*DATA PROVIDED*:
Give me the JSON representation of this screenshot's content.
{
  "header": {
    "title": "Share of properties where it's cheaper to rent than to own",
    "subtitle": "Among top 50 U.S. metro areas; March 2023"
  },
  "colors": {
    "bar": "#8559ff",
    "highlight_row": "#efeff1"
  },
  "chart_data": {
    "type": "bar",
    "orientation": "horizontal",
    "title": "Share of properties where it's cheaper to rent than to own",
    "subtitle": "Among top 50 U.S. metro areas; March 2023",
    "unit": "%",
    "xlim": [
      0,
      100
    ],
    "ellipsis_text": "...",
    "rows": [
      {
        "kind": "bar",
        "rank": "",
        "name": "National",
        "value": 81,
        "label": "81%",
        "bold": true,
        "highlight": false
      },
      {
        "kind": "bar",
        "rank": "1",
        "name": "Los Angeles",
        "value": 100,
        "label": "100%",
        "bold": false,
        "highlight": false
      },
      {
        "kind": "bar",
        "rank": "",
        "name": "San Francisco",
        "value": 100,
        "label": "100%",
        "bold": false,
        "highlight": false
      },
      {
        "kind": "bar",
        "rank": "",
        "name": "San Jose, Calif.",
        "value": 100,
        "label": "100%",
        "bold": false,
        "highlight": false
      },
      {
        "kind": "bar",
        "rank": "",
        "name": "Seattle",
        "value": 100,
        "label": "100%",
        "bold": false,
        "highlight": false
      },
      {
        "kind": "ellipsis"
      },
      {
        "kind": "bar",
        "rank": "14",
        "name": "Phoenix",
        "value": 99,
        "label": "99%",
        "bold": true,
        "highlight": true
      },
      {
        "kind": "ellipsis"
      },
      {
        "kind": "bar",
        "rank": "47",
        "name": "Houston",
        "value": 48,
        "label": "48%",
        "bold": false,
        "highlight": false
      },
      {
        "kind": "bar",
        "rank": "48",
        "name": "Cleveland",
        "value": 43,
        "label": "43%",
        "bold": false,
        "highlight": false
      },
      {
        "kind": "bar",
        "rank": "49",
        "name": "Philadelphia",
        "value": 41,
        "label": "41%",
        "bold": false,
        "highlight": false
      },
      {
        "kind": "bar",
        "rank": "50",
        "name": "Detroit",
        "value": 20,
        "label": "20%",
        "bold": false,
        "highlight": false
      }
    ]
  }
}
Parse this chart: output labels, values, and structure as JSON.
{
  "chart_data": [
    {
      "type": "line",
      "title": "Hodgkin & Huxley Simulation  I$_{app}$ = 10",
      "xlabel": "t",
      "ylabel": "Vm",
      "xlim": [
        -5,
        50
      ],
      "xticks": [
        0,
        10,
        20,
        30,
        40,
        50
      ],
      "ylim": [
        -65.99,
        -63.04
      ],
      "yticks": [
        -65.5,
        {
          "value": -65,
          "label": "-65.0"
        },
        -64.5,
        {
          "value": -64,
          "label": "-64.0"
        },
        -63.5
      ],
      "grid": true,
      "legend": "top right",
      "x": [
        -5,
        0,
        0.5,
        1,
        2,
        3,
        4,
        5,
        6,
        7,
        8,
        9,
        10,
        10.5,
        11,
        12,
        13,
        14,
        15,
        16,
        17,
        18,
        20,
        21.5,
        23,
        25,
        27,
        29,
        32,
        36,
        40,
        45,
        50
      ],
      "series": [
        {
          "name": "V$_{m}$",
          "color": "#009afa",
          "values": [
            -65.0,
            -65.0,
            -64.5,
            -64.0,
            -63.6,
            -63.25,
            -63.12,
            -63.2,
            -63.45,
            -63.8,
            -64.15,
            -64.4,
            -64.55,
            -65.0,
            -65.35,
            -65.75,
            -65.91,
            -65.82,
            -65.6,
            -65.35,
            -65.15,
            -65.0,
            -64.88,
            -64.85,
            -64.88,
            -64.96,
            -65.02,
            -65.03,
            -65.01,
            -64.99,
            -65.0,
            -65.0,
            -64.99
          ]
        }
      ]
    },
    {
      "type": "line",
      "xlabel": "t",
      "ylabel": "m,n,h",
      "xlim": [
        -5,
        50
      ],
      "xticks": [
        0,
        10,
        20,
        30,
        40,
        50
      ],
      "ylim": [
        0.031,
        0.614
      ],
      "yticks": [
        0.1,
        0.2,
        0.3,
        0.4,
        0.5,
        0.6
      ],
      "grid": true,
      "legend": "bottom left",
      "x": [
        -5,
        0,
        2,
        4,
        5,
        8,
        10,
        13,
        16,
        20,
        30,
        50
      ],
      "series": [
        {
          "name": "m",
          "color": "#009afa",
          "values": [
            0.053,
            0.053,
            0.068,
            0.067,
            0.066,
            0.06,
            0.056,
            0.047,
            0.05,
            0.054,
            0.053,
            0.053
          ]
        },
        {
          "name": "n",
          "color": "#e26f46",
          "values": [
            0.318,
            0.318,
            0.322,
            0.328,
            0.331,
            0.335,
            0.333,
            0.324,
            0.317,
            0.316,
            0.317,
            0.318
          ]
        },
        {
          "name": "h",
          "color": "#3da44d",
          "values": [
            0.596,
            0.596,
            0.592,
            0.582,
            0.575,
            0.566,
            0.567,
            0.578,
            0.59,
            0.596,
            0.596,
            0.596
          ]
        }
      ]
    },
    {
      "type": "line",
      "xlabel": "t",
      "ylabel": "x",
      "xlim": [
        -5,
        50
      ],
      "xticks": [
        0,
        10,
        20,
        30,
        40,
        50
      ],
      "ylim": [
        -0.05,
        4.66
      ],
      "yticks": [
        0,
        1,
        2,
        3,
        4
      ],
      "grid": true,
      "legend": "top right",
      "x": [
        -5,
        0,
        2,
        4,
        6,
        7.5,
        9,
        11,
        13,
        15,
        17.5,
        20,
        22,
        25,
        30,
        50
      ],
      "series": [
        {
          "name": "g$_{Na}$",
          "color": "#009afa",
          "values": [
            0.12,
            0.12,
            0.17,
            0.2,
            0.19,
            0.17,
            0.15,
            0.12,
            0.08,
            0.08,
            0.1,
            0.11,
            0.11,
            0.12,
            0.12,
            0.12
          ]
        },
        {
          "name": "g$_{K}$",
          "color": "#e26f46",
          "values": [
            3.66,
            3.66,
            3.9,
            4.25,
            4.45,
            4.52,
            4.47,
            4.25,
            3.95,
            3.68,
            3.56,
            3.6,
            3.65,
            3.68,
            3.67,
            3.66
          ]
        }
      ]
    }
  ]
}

*REQUIRED WORK*:
Copy the material above back out, exactly as written.

*RESPONSE*:
Give me the JSON representation of this screenshot's content.
{
  "header": {
    "title": "Share of properties where it's cheaper to rent than to own",
    "subtitle": "Among top 50 U.S. metro areas; March 2023"
  },
  "colors": {
    "bar": "#8559ff",
    "highlight_row": "#efeff1"
  },
  "chart_data": {
    "type": "bar",
    "orientation": "horizontal",
    "title": "Share of properties where it's cheaper to rent than to own",
    "subtitle": "Among top 50 U.S. metro areas; March 2023",
    "unit": "%",
    "xlim": [
      0,
      100
    ],
    "ellipsis_text": "...",
    "rows": [
      {
        "kind": "bar",
        "rank": "",
        "name": "National",
        "value": 81,
        "label": "81%",
        "bold": true,
        "highlight": false
      },
      {
        "kind": "bar",
        "rank": "1",
        "name": "Los Angeles",
        "value": 100,
        "label": "100%",
        "bold": false,
        "highlight": false
      },
      {
        "kind": "bar",
        "rank": "",
        "name": "San Francisco",
        "value": 100,
        "label": "100%",
        "bold": false,
        "highlight": false
      },
      {
        "kind": "bar",
        "rank": "",
        "name": "San Jose, Calif.",
        "value": 100,
        "label": "100%",
        "bold": false,
        "highlight": false
      },
      {
        "kind": "bar",
        "rank": "",
        "name": "Seattle",
        "value": 100,
        "label": "100%",
        "bold": false,
        "highlight": false
      },
      {
        "kind": "ellipsis"
      },
      {
        "kind": "bar",
        "rank": "14",
        "name": "Phoenix",
        "value": 99,
        "label": "99%",
        "bold": true,
        "highlight": true
      },
      {
        "kind": "ellipsis"
      },
      {
        "kind": "bar",
        "rank": "47",
        "name": "Houston",
        "value": 48,
        "label": "48%",
        "bold": false,
        "highlight": false
      },
      {
        "kind": "bar",
        "rank": "48",
        "name": "Cleveland",
        "value": 43,
        "label": "43%",
        "bold": false,
        "highlight": false
      },
      {
        "kind": "bar",
        "rank": "49",
        "name": "Philadelphia",
        "value": 41,
        "label": "41%",
        "bold": false,
        "highlight": false
      },
      {
        "kind": "bar",
        "rank": "50",
        "name": "Detroit",
        "value": 20,
        "label": "20%",
        "bold": false,
        "highlight": false
      }
    ]
  }
}
Parse this chart: output labels, values, and structure as JSON.
{
  "chart_data": [
    {
      "type": "line",
      "title": "Hodgkin & Huxley Simulation  I$_{app}$ = 10",
      "xlabel": "t",
      "ylabel": "Vm",
      "xlim": [
        -5,
        50
      ],
      "xticks": [
        0,
        10,
        20,
        30,
        40,
        50
      ],
      "ylim": [
        -65.99,
        -63.04
      ],
      "yticks": [
        -65.5,
        {
          "value": -65,
          "label": "-65.0"
        },
        -64.5,
        {
          "value": -64,
          "label": "-64.0"
        },
        -63.5
      ],
      "grid": true,
      "legend": "top right",
      "x": [
        -5,
        0,
        0.5,
        1,
        2,
        3,
        4,
        5,
        6,
        7,
        8,
        9,
        10,
        10.5,
        11,
        12,
        13,
        14,
        15,
        16,
        17,
        18,
        20,
        21.5,
        23,
        25,
        27,
        29,
        32,
        36,
        40,
        45,
        50
      ],
      "series": [
        {
          "name": "V$_{m}$",
          "color": "#009afa",
          "values": [
            -65.0,
            -65.0,
            -64.5,
            -64.0,
            -63.6,
            -63.25,
            -63.12,
            -63.2,
            -63.45,
            -63.8,
            -64.15,
            -64.4,
            -64.55,
            -65.0,
            -65.35,
            -65.75,
            -65.91,
            -65.82,
            -65.6,
            -65.35,
            -65.15,
            -65.0,
            -64.88,
            -64.85,
            -64.88,
            -64.96,
            -65.02,
            -65.03,
            -65.01,
            -64.99,
            -65.0,
            -65.0,
            -64.99
          ]
        }
      ]
    },
    {
      "type": "line",
      "xlabel": "t",
      "ylabel": "m,n,h",
      "xlim": [
        -5,
        50
      ],
      "xticks": [
        0,
        10,
        20,
        30,
        40,
        50
      ],
      "ylim": [
        0.031,
        0.614
      ],
      "yticks": [
        0.1,
        0.2,
        0.3,
        0.4,
        0.5,
        0.6
      ],
      "grid": true,
      "legend": "bottom left",
      "x": [
        -5,
        0,
        2,
        4,
        5,
        8,
        10,
        13,
        16,
        20,
        30,
        50
      ],
      "series": [
        {
          "name": "m",
          "color": "#009afa",
          "values": [
            0.053,
            0.053,
            0.068,
            0.067,
            0.066,
            0.06,
            0.056,
            0.047,
            0.05,
            0.054,
            0.053,
            0.053
          ]
        },
        {
          "name": "n",
          "color": "#e26f46",
          "values": [
            0.318,
            0.318,
            0.322,
            0.328,
            0.331,
            0.335,
            0.333,
            0.324,
            0.317,
            0.316,
            0.317,
            0.318
          ]
        },
        {
          "name": "h",
          "color": "#3da44d",
          "values": [
            0.596,
            0.596,
            0.592,
            0.582,
            0.575,
            0.566,
            0.567,
            0.578,
            0.59,
            0.596,
            0.596,
            0.596
          ]
        }
      ]
    },
    {
      "type": "line",
      "xlabel": "t",
      "ylabel": "x",
      "xlim": [
        -5,
        50
      ],
      "xticks": [
        0,
        10,
        20,
        30,
        40,
        50
      ],
      "ylim": [
        -0.05,
        4.66
      ],
      "yticks": [
        0,
        1,
        2,
        3,
        4
      ],
      "grid": true,
      "legend": "top right",
      "x": [
        -5,
        0,
        2,
        4,
        6,
        7.5,
        9,
        11,
        13,
        15,
        17.5,
        20,
        22,
        25,
        30,
        50
      ],
      "series": [
        {
          "name": "g$_{Na}$",
          "color": "#009afa",
          "values": [
            0.12,
            0.12,
            0.17,
            0.2,
            0.19,
            0.17,
            0.15,
            0.12,
            0.08,
            0.08,
            0.1,
            0.11,
            0.11,
            0.12,
            0.12,
            0.12
          ]
        },
        {
          "name": "g$_{K}$",
          "color": "#e26f46",
          "values": [
            3.66,
            3.66,
            3.9,
            4.25,
            4.45,
            4.52,
            4.47,
            4.25,
            3.95,
            3.68,
            3.56,
            3.6,
            3.65,
            3.68,
            3.67,
            3.66
          ]
        }
      ]
    }
  ]
}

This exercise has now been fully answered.